:: DIRECTION ::
Each entry below should be reproduced character for character.

:: DATA SHOWN ::
____
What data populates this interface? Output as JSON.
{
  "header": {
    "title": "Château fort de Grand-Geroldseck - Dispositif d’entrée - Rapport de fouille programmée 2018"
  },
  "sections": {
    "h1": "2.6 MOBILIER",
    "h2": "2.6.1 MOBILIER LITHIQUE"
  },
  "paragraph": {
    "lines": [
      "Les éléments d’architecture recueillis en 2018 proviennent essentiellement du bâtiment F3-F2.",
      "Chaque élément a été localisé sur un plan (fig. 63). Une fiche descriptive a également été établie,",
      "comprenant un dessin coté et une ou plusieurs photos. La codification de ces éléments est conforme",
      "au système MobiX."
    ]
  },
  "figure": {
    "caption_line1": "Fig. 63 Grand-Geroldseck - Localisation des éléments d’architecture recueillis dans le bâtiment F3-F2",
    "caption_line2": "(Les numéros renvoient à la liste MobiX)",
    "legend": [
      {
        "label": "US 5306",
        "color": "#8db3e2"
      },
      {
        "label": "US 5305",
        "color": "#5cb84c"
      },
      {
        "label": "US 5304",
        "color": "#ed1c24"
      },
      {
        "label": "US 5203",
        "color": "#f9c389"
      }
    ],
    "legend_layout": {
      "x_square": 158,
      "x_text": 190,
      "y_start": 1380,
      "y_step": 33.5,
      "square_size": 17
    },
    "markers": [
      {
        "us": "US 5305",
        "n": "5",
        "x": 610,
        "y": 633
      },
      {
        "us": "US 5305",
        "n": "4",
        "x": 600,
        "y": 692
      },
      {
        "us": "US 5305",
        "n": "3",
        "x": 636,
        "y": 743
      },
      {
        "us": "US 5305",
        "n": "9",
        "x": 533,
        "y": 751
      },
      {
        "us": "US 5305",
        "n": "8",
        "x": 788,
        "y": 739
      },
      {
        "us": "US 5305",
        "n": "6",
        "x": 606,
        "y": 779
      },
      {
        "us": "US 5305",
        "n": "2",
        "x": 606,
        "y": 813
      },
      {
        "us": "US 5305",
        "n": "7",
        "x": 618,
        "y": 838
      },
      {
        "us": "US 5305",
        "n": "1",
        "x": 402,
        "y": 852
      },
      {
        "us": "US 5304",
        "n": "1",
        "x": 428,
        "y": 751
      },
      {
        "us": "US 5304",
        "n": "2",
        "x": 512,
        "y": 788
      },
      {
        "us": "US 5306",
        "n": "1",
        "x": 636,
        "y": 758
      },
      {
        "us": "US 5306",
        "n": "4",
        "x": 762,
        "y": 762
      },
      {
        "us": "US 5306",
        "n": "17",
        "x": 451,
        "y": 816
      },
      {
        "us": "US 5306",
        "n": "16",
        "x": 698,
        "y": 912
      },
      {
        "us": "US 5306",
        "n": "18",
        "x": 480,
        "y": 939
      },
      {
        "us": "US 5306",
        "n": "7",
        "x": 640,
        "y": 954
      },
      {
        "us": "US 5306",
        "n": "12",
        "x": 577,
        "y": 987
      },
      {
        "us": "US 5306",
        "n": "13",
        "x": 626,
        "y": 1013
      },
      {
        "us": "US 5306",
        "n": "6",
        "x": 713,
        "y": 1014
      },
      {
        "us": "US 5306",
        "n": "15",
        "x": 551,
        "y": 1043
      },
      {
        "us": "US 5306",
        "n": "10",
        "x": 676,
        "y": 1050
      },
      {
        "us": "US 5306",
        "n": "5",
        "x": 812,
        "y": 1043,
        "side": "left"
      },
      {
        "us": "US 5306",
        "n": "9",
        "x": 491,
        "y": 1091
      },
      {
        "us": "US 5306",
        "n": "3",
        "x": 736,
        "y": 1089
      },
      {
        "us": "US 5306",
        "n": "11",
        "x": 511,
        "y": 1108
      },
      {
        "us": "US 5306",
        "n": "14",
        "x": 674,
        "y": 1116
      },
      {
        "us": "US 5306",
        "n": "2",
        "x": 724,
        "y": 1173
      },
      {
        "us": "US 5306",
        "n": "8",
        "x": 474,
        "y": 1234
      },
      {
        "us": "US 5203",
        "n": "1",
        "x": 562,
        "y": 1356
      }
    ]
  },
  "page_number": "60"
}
____
:: TASK RESPONSE ::
What data populates this interface? Output as JSON.
{
  "header": {
    "title": "Château fort de Grand-Geroldseck - Dispositif d’entrée - Rapport de fouille programmée 2018"
  },
  "sections": {
    "h1": "2.6 MOBILIER",
    "h2": "2.6.1 MOBILIER LITHIQUE"
  },
  "paragraph": {
    "lines": [
      "Les éléments d’architecture recueillis en 2018 proviennent essentiellement du bâtiment F3-F2.",
      "Chaque élément a été localisé sur un plan (fig. 63). Une fiche descriptive a également été établie,",
      "comprenant un dessin coté et une ou plusieurs photos. La codification de ces éléments est conforme",
      "au système MobiX."
    ]
  },
  "figure": {
    "caption_line1": "Fig. 63 Grand-Geroldseck - Localisation des éléments d’architecture recueillis dans le bâtiment F3-F2",
    "caption_line2": "(Les numéros renvoient à la liste MobiX)",
    "legend": [
      {
        "label": "US 5306",
        "color": "#8db3e2"
      },
      {
        "label": "US 5305",
        "color": "#5cb84c"
      },
      {
        "label": "US 5304",
        "color": "#ed1c24"
      },
      {
        "label": "US 5203",
        "color": "#f9c389"
      }
    ],
    "legend_layout": {
      "x_square": 158,
      "x_text": 190,
      "y_start": 1380,
      "y_step": 33.5,
      "square_size": 17
    },
    "markers": [
      {
        "us": "US 5305",
        "n": "5",
        "x": 610,
        "y": 633
      },
      {
        "us": "US 5305",
        "n": "4",
        "x": 600,
        "y": 692
      },
      {
        "us": "US 5305",
        "n": "3",
        "x": 636,
        "y": 743
      },
      {
        "us": "US 5305",
        "n": "9",
        "x": 533,
        "y": 751
      },
      {
        "us": "US 5305",
        "n": "8",
        "x": 788,
        "y": 739
      },
      {
        "us": "US 5305",
        "n": "6",
        "x": 606,
        "y": 779
      },
      {
        "us": "US 5305",
        "n": "2",
        "x": 606,
        "y": 813
      },
      {
        "us": "US 5305",
        "n": "7",
        "x": 618,
        "y": 838
      },
      {
        "us": "US 5305",
        "n": "1",
        "x": 402,
        "y": 852
      },
      {
        "us": "US 5304",
        "n": "1",
        "x": 428,
        "y": 751
      },
      {
        "us": "US 5304",
        "n": "2",
        "x": 512,
        "y": 788
      },
      {
        "us": "US 5306",
        "n": "1",
        "x": 636,
        "y": 758
      },
      {
        "us": "US 5306",
        "n": "4",
        "x": 762,
        "y": 762
      },
      {
        "us": "US 5306",
        "n": "17",
        "x": 451,
        "y": 816
      },
      {
        "us": "US 5306",
        "n": "16",
        "x": 698,
        "y": 912
      },
      {
        "us": "US 5306",
        "n": "18",
        "x": 480,
        "y": 939
      },
      {
        "us": "US 5306",
        "n": "7",
        "x": 640,
        "y": 954
      },
      {
        "us": "US 5306",
        "n": "12",
        "x": 577,
        "y": 987
      },
      {
        "us": "US 5306",
        "n": "13",
        "x": 626,
        "y": 1013
      },
      {
        "us": "US 5306",
        "n": "6",
        "x": 713,
        "y": 1014
      },
      {
        "us": "US 5306",
        "n": "15",
        "x": 551,
        "y": 1043
      },
      {
        "us": "US 5306",
        "n": "10",
        "x": 676,
        "y": 1050
      },
      {
        "us": "US 5306",
        "n": "5",
        "x": 812,
        "y": 1043,
        "side": "left"
      },
      {
        "us": "US 5306",
        "n": "9",
        "x": 491,
        "y": 1091
      },
      {
        "us": "US 5306",
        "n": "3",
        "x": 736,
        "y": 1089
      },
      {
        "us": "US 5306",
        "n": "11",
        "x": 511,
        "y": 1108
      },
      {
        "us": "US 5306",
        "n": "14",
        "x": 674,
        "y": 1116
      },
      {
        "us": "US 5306",
        "n": "2",
        "x": 724,
        "y": 1173
      },
      {
        "us": "US 5306",
        "n": "8",
        "x": 474,
        "y": 1234
      },
      {
        "us": "US 5203",
        "n": "1",
        "x": 562,
        "y": 1356
      }
    ]
  },
  "page_number": "60"
}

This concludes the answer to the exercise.